Task: List each line of the data in which the string "verified" appears.

Data in this exercise:
⟨
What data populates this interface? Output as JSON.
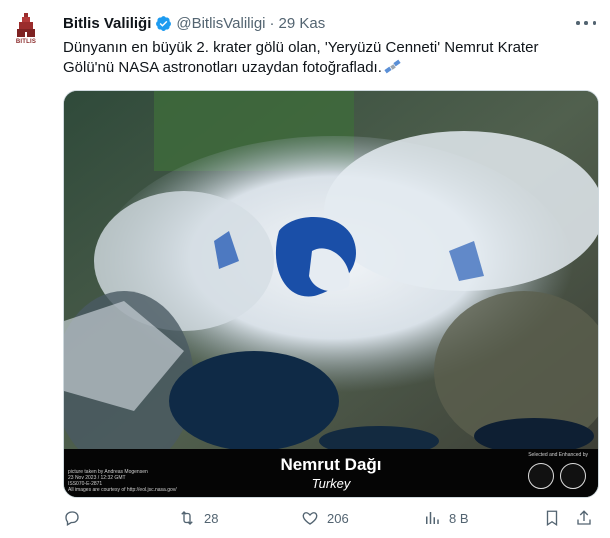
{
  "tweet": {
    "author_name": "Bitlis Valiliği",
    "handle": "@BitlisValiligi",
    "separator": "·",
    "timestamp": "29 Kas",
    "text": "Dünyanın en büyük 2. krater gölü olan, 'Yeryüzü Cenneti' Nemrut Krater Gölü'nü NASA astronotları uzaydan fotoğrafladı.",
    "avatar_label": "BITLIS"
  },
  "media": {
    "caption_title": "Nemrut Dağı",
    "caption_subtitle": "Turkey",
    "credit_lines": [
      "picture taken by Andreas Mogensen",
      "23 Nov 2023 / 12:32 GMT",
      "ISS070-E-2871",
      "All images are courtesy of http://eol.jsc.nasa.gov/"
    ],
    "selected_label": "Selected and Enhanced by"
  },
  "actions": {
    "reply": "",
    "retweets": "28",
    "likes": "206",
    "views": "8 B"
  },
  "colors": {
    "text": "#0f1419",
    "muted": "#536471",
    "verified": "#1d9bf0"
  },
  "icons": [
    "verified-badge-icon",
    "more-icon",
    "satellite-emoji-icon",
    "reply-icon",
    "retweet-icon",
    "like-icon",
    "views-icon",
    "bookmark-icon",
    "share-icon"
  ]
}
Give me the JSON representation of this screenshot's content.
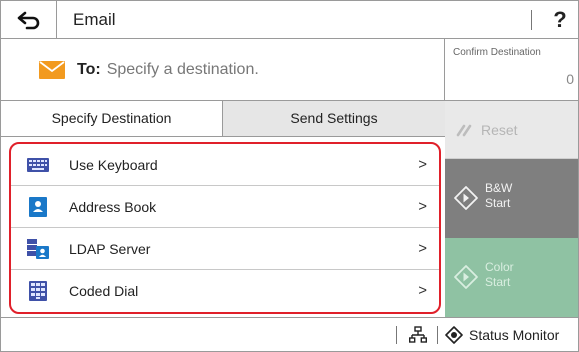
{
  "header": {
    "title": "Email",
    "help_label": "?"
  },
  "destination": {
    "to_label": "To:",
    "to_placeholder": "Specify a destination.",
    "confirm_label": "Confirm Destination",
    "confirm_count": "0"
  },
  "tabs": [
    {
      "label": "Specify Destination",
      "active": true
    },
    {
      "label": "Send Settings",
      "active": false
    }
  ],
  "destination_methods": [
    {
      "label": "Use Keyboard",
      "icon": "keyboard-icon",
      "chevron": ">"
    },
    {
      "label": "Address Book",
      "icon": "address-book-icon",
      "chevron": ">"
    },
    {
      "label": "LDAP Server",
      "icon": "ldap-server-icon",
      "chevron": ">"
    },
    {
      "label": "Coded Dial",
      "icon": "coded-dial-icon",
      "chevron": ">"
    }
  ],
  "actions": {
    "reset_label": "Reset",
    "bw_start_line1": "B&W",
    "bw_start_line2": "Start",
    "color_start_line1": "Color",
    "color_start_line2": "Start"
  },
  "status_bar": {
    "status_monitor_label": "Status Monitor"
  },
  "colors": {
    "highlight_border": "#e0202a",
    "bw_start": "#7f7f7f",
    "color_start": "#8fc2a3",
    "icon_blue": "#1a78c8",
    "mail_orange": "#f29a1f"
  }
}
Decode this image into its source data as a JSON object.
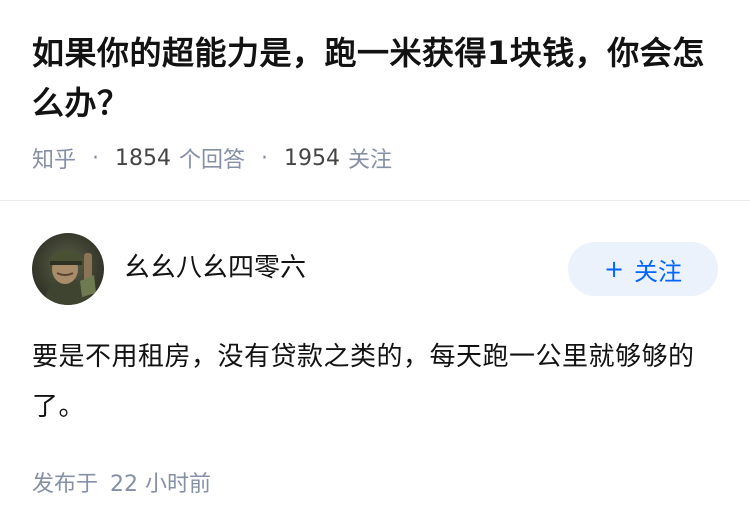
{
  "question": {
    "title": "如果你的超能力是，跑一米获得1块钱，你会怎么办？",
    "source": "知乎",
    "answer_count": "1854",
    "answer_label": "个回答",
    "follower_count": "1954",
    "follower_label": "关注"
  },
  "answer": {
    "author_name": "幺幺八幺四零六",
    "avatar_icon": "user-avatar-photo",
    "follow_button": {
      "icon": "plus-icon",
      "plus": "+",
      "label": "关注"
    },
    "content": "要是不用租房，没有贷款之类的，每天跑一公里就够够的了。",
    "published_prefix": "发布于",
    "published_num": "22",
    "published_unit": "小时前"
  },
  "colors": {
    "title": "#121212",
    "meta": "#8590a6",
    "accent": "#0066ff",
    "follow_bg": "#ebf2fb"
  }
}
⟩
⟨
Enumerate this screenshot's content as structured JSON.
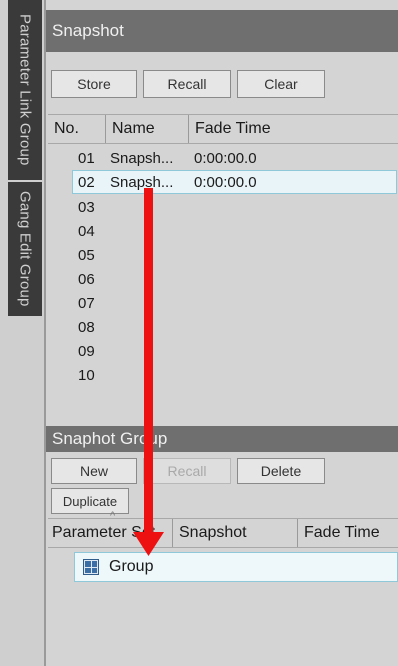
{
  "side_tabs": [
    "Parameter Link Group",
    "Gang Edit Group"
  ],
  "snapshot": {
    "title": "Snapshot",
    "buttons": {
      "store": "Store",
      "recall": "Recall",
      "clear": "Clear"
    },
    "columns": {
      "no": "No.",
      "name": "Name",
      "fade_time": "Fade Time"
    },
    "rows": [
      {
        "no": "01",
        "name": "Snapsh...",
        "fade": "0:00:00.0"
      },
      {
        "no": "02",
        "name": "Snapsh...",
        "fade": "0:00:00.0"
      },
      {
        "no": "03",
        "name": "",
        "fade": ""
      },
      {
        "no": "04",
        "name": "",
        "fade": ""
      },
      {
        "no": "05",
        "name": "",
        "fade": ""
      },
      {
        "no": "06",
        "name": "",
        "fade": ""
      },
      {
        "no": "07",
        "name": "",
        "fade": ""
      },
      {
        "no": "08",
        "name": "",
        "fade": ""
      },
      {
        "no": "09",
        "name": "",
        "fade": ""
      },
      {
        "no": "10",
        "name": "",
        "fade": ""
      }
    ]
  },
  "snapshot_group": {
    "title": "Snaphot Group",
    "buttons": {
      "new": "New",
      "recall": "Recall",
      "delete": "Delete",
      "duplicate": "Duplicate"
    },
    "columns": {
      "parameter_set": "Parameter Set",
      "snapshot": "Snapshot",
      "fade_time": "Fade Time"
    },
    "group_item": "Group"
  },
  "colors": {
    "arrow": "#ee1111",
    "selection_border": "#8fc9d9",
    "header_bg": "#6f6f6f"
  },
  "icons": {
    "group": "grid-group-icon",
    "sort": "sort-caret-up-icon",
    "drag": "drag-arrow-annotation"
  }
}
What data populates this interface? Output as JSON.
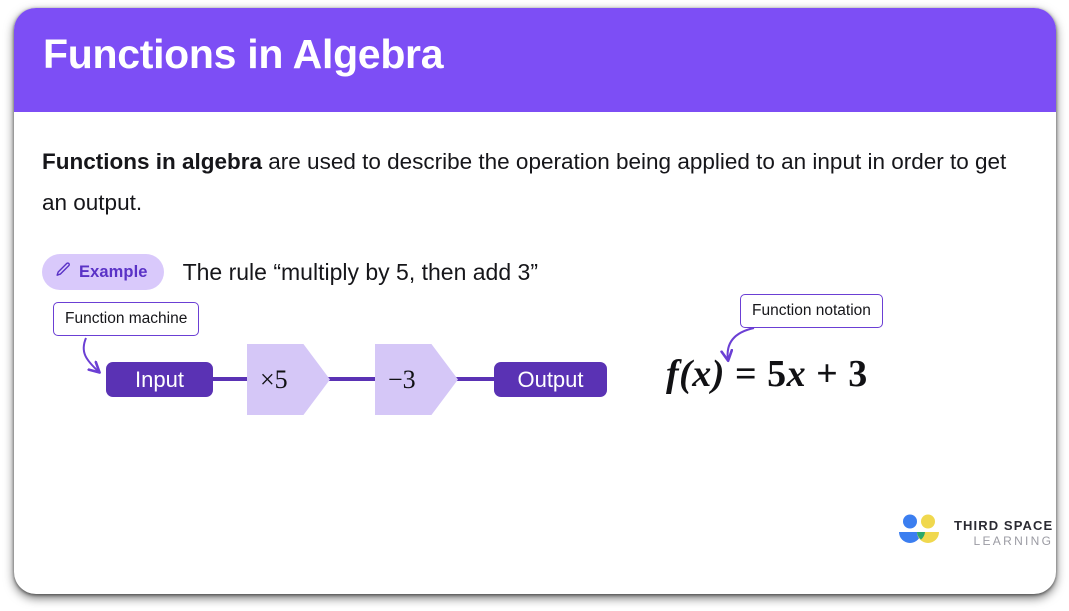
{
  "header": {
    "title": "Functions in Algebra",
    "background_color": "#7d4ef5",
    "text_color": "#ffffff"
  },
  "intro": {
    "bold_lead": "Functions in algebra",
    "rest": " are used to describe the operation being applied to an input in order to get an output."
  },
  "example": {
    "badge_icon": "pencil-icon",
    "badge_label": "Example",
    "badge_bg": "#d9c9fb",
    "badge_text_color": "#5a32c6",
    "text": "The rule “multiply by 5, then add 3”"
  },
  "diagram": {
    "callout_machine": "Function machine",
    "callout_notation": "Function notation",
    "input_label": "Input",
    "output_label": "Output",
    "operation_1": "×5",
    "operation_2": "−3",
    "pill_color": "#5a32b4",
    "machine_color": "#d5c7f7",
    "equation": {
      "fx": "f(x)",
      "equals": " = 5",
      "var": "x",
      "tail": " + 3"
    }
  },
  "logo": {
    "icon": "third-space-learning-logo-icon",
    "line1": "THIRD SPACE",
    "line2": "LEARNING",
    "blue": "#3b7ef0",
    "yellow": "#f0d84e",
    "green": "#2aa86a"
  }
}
⟩
Final result:
    "verified": "#1d9bf0"
    "verified-badge-icon",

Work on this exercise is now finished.